**Data records:**
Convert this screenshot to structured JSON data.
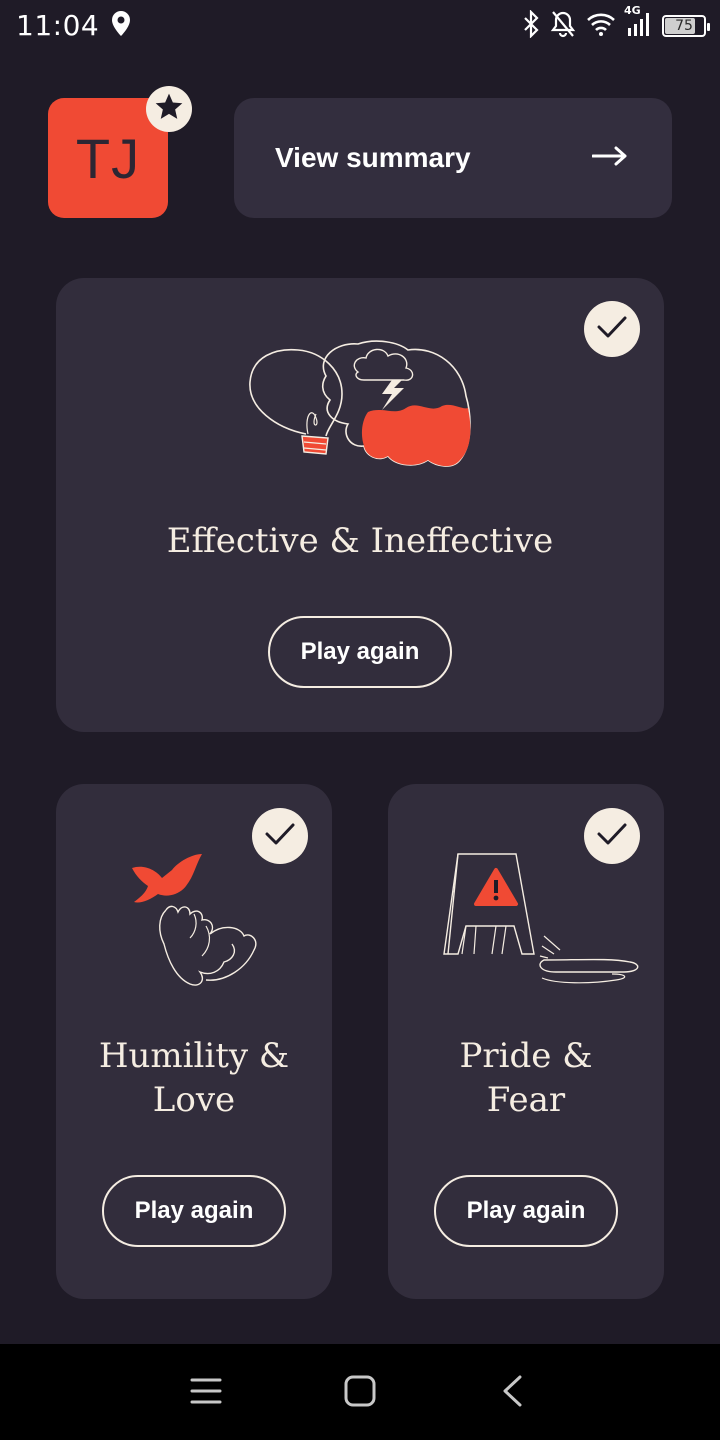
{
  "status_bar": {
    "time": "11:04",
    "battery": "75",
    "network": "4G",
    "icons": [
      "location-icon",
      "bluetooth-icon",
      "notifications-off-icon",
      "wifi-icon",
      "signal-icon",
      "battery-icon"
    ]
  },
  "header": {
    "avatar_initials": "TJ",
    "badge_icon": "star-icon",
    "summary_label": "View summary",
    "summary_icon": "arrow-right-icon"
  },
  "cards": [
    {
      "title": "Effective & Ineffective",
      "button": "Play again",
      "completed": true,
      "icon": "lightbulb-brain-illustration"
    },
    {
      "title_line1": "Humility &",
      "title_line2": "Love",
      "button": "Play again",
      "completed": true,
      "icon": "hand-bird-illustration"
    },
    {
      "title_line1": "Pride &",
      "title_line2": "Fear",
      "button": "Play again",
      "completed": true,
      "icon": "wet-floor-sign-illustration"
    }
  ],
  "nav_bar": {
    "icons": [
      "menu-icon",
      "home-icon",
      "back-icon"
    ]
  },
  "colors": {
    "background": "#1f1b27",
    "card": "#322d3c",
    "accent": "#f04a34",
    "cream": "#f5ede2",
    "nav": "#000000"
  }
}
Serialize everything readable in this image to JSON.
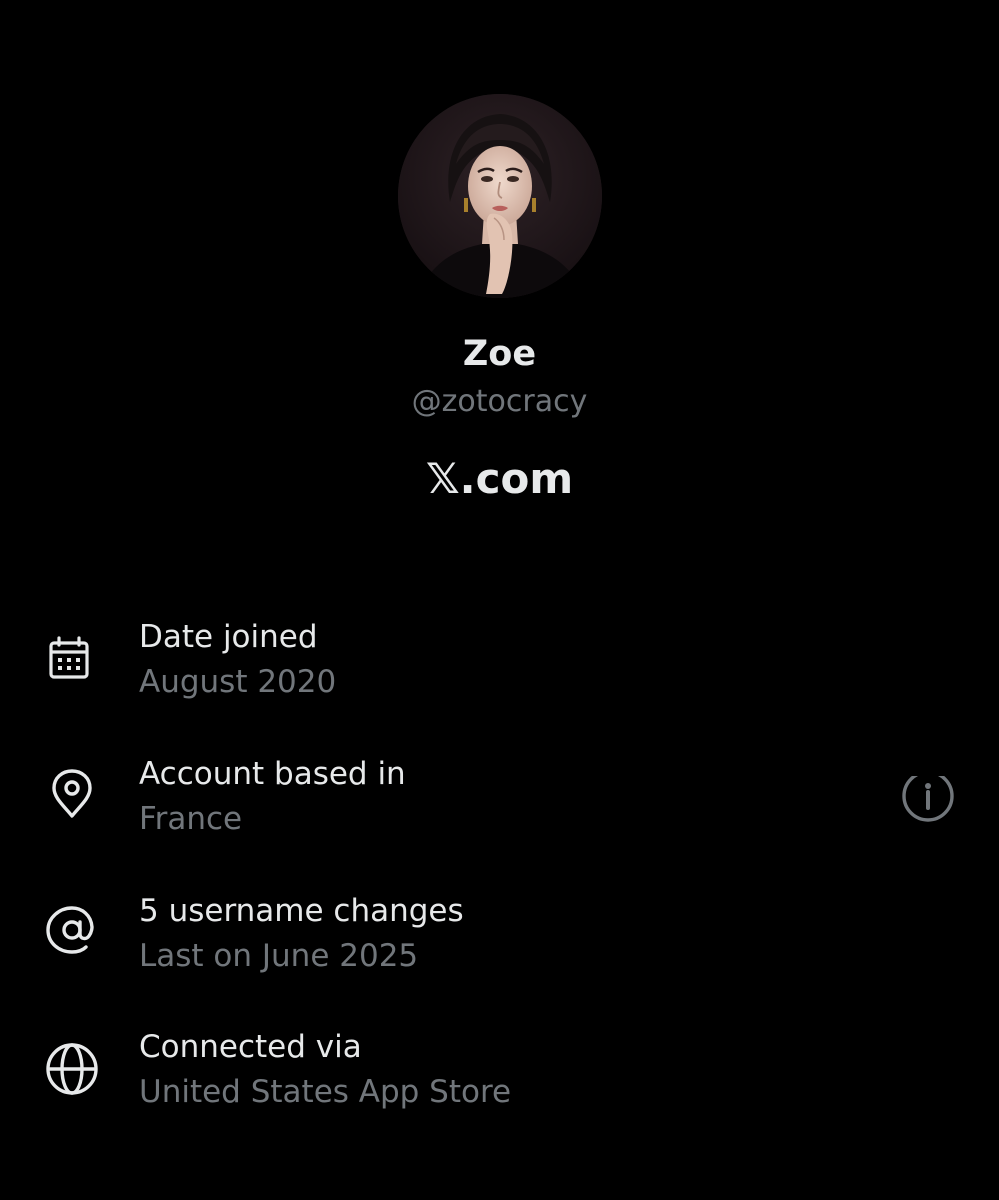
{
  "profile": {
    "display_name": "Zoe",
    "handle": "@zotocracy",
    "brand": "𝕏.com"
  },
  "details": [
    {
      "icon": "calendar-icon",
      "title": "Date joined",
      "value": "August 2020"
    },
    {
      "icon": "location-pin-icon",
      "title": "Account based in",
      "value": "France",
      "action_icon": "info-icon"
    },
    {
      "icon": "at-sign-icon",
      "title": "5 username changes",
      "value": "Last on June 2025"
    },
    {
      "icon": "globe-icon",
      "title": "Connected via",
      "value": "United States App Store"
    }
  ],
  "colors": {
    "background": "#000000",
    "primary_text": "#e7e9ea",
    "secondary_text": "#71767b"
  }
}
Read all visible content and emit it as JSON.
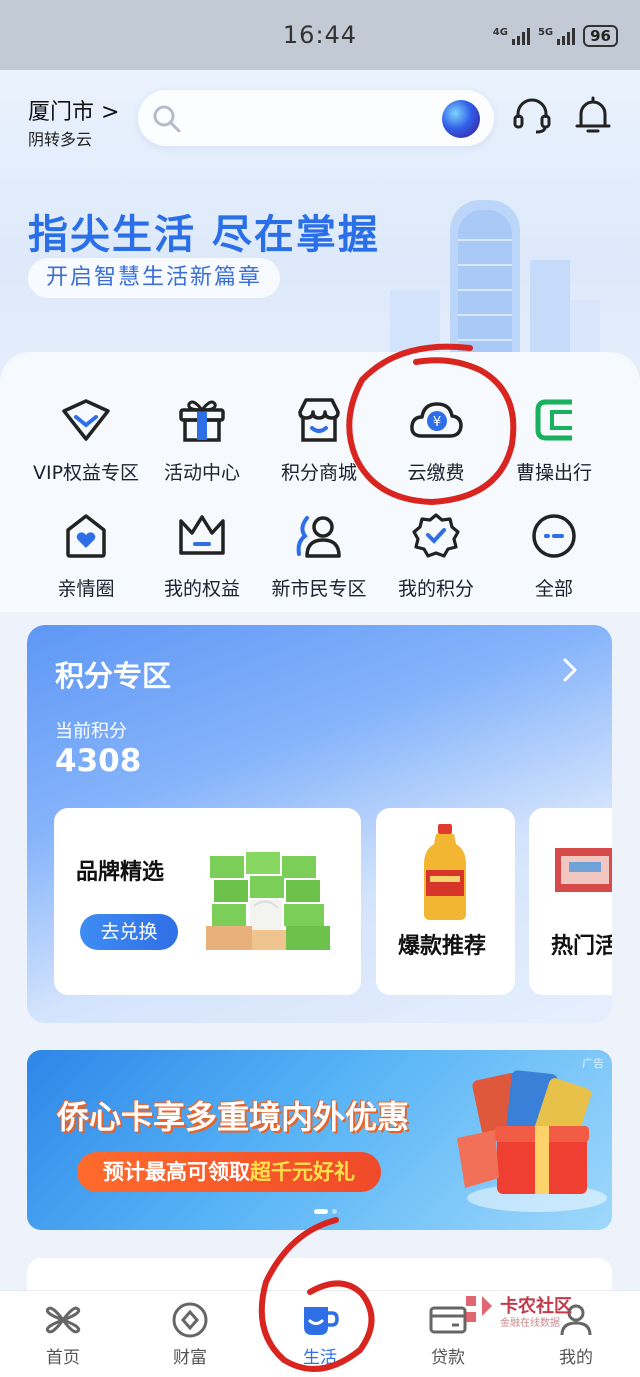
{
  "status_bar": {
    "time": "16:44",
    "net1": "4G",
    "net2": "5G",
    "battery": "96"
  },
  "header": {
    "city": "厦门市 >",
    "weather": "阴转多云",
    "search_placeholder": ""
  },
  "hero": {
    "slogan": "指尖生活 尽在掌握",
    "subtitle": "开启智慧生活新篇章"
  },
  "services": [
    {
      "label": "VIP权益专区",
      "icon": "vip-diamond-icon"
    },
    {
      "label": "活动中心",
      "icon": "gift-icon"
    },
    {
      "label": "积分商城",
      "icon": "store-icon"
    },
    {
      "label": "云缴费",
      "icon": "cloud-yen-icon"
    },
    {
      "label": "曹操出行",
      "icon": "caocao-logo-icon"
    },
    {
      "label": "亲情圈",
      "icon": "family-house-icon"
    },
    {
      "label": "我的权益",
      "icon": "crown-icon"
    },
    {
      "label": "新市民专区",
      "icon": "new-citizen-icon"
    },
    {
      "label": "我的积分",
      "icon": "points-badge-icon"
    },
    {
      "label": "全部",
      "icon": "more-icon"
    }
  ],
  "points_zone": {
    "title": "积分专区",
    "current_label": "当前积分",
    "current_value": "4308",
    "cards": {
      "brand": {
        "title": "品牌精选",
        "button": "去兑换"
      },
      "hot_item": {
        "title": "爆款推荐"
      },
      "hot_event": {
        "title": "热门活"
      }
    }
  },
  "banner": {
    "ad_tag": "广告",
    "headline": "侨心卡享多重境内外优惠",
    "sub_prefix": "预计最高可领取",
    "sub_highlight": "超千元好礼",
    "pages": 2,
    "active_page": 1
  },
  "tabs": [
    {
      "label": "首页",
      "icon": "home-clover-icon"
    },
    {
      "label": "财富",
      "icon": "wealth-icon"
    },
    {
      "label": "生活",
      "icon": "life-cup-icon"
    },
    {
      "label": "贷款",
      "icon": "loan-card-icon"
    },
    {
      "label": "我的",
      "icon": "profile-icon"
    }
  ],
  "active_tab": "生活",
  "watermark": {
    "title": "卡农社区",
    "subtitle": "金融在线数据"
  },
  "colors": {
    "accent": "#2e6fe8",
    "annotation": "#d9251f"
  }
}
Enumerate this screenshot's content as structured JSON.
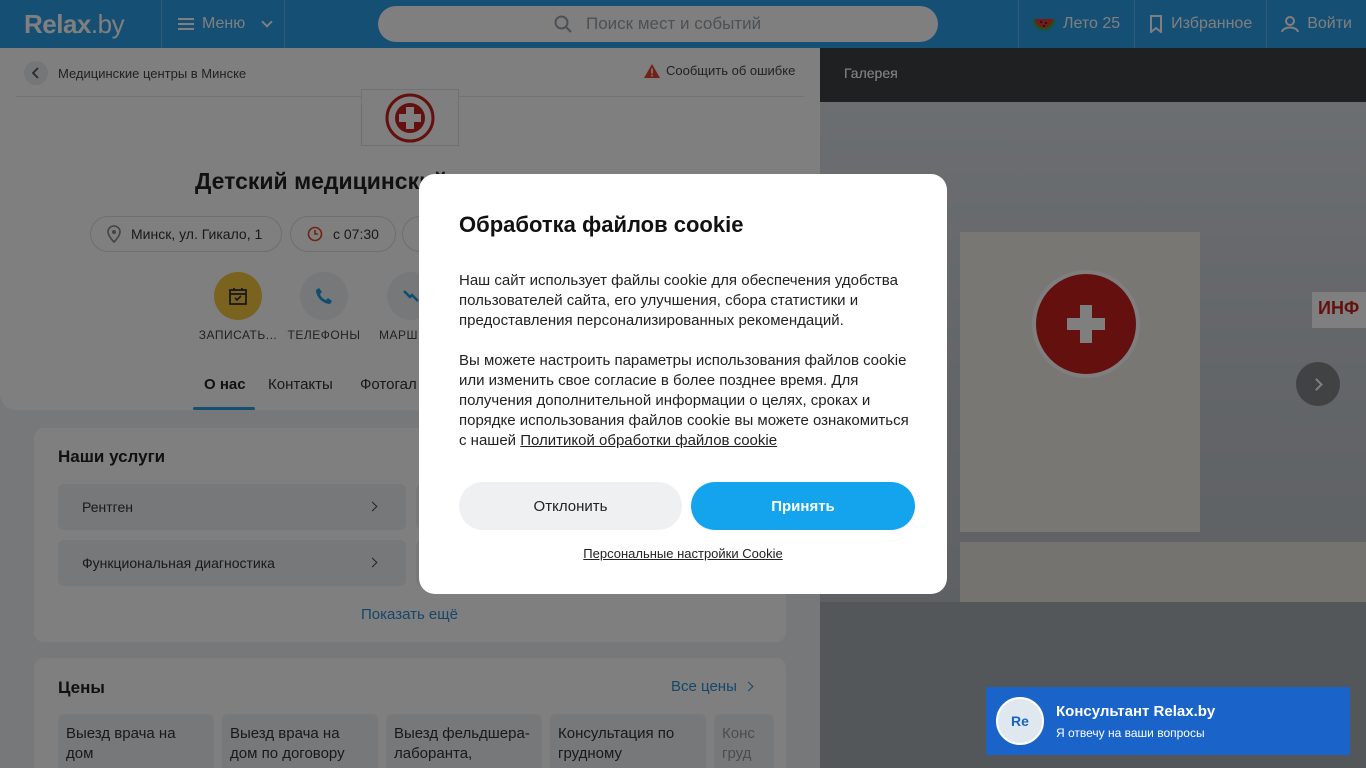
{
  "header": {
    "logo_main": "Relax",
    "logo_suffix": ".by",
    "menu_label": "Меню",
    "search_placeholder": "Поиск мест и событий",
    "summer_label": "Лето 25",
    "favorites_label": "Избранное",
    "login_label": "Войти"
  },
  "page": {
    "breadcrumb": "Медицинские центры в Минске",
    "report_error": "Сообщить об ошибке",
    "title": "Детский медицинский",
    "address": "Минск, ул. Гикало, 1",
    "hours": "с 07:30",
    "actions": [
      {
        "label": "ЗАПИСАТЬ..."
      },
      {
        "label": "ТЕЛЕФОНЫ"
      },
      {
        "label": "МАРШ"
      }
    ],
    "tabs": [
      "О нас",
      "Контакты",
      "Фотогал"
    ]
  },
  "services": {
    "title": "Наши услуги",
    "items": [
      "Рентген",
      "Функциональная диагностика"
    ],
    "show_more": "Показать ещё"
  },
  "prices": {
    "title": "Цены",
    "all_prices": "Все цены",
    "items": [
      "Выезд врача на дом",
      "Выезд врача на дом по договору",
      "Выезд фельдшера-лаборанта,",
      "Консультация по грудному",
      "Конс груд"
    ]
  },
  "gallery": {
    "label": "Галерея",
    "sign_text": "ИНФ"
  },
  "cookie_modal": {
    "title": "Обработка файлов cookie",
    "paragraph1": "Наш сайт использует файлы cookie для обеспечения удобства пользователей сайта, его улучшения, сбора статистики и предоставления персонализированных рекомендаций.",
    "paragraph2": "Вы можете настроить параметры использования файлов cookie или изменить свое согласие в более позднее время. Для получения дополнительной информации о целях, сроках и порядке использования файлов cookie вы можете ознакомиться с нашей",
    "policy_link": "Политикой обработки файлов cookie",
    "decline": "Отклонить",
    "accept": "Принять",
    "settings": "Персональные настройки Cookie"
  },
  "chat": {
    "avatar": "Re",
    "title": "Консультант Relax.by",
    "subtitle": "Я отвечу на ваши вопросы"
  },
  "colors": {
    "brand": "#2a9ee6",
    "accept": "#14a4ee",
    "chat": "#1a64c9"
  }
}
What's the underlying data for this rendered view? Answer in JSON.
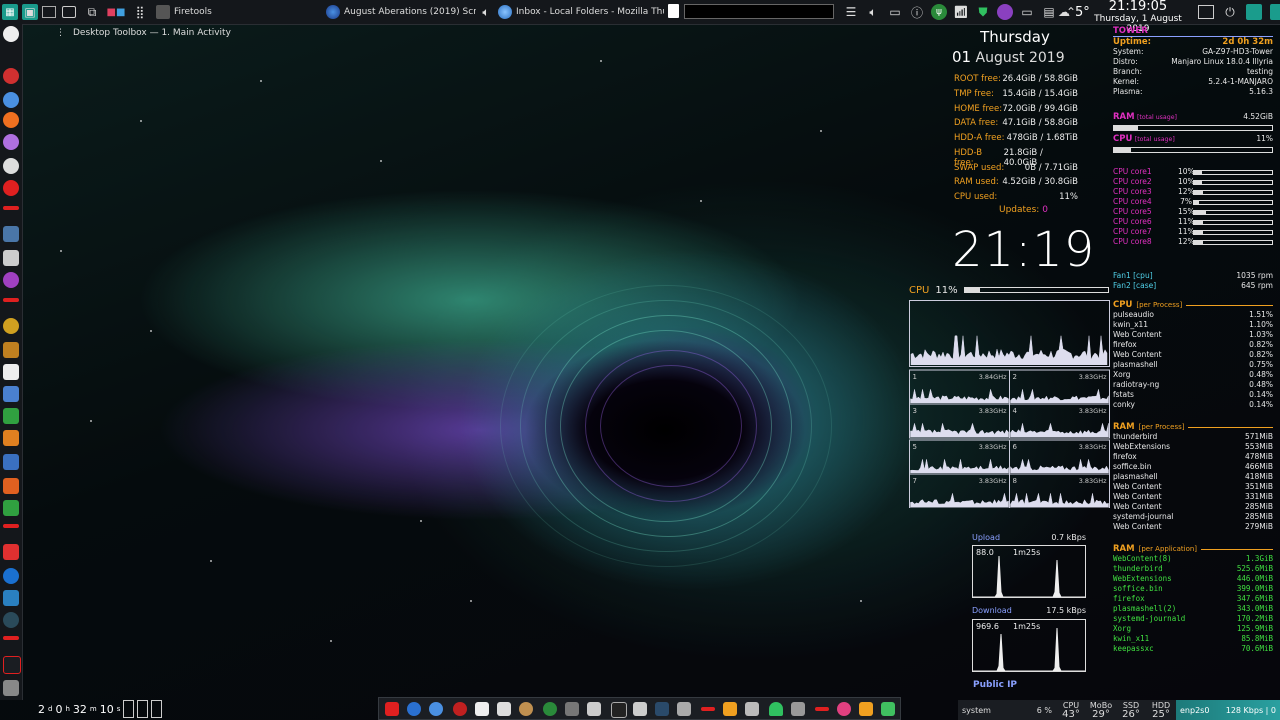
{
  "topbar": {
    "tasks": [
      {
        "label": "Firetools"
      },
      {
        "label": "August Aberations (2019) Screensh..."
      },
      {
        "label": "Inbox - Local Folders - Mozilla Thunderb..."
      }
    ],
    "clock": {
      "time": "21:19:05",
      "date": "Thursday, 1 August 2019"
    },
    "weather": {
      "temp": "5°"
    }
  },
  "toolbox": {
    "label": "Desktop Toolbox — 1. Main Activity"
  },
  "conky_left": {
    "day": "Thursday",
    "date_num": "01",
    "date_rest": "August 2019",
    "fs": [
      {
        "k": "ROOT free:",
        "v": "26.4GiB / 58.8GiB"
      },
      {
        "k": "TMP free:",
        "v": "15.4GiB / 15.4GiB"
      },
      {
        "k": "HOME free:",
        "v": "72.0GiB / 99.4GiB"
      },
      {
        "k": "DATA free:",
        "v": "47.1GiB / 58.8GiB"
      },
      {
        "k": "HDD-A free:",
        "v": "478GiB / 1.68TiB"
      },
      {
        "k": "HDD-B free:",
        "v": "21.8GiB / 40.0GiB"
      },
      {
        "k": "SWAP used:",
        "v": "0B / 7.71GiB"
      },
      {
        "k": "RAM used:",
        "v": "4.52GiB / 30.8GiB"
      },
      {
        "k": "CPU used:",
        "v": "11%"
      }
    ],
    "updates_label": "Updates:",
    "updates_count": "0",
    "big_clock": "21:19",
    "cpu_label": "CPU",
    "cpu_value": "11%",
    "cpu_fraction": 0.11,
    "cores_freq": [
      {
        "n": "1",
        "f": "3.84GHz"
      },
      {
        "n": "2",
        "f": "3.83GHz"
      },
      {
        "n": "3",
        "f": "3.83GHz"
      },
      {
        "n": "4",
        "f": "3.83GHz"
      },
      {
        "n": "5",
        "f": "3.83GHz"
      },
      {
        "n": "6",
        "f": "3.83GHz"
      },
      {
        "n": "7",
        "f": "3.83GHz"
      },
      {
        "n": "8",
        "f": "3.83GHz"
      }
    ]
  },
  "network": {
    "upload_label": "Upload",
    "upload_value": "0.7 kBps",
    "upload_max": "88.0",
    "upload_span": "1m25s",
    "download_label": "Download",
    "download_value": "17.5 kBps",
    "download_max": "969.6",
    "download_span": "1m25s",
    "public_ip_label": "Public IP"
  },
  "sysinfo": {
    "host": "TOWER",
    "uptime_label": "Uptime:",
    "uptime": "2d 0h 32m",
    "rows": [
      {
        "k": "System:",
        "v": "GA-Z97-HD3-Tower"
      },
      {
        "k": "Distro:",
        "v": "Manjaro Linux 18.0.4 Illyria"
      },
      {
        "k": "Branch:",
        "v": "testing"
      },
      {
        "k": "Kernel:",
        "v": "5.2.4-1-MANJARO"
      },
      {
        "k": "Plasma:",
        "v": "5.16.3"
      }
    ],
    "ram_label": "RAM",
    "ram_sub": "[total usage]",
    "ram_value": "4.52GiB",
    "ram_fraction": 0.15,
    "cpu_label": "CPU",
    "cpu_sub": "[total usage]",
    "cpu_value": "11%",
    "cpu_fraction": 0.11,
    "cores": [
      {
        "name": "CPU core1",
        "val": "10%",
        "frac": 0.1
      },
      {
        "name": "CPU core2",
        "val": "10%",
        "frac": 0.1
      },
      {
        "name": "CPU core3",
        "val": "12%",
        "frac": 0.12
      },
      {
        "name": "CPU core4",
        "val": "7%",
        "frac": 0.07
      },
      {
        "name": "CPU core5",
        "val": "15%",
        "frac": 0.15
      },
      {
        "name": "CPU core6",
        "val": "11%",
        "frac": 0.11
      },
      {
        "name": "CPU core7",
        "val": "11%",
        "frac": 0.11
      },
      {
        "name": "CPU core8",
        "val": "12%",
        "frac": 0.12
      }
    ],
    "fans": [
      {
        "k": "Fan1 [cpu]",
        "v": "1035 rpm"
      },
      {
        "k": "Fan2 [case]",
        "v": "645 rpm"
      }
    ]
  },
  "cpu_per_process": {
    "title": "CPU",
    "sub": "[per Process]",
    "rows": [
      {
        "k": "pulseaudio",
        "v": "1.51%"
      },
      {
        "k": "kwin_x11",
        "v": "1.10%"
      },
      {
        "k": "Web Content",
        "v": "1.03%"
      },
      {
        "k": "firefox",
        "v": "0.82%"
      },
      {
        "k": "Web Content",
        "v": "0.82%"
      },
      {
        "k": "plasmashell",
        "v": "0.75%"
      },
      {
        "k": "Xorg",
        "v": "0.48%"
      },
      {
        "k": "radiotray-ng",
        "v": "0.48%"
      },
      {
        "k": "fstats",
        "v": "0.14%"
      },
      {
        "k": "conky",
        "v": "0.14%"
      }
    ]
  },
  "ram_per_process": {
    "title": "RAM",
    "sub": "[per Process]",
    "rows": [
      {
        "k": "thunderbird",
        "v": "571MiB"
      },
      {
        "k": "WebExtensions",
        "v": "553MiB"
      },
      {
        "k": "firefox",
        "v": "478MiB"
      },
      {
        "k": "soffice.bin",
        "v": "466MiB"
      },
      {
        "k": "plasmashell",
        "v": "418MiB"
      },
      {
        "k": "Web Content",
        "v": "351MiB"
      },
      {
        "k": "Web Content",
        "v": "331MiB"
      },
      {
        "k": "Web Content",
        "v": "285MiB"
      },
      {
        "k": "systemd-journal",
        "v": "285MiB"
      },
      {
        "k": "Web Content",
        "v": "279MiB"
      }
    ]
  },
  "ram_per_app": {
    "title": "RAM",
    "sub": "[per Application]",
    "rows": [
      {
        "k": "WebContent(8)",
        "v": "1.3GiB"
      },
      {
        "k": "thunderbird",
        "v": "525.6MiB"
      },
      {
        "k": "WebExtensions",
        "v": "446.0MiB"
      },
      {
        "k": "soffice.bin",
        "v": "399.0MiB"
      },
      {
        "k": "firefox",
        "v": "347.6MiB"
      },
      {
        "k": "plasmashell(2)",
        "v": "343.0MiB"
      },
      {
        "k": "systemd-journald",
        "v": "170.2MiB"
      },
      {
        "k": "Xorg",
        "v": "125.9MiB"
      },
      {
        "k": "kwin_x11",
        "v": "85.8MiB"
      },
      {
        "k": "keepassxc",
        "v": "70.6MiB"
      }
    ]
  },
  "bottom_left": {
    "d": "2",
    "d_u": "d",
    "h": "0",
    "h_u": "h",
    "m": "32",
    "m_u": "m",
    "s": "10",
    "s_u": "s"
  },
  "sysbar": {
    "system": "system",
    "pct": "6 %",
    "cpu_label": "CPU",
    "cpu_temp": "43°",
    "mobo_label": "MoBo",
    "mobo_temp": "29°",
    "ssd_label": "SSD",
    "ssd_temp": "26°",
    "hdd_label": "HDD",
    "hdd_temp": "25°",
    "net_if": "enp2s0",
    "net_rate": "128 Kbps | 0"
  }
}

**Exercise details:** Copy each line of the listing that contains the string "Выезд".

**Task response:**
      "Выезд врача на дом",
      "Выезд врача на дом по договору",
      "Выезд фельдшера-лаборанта,",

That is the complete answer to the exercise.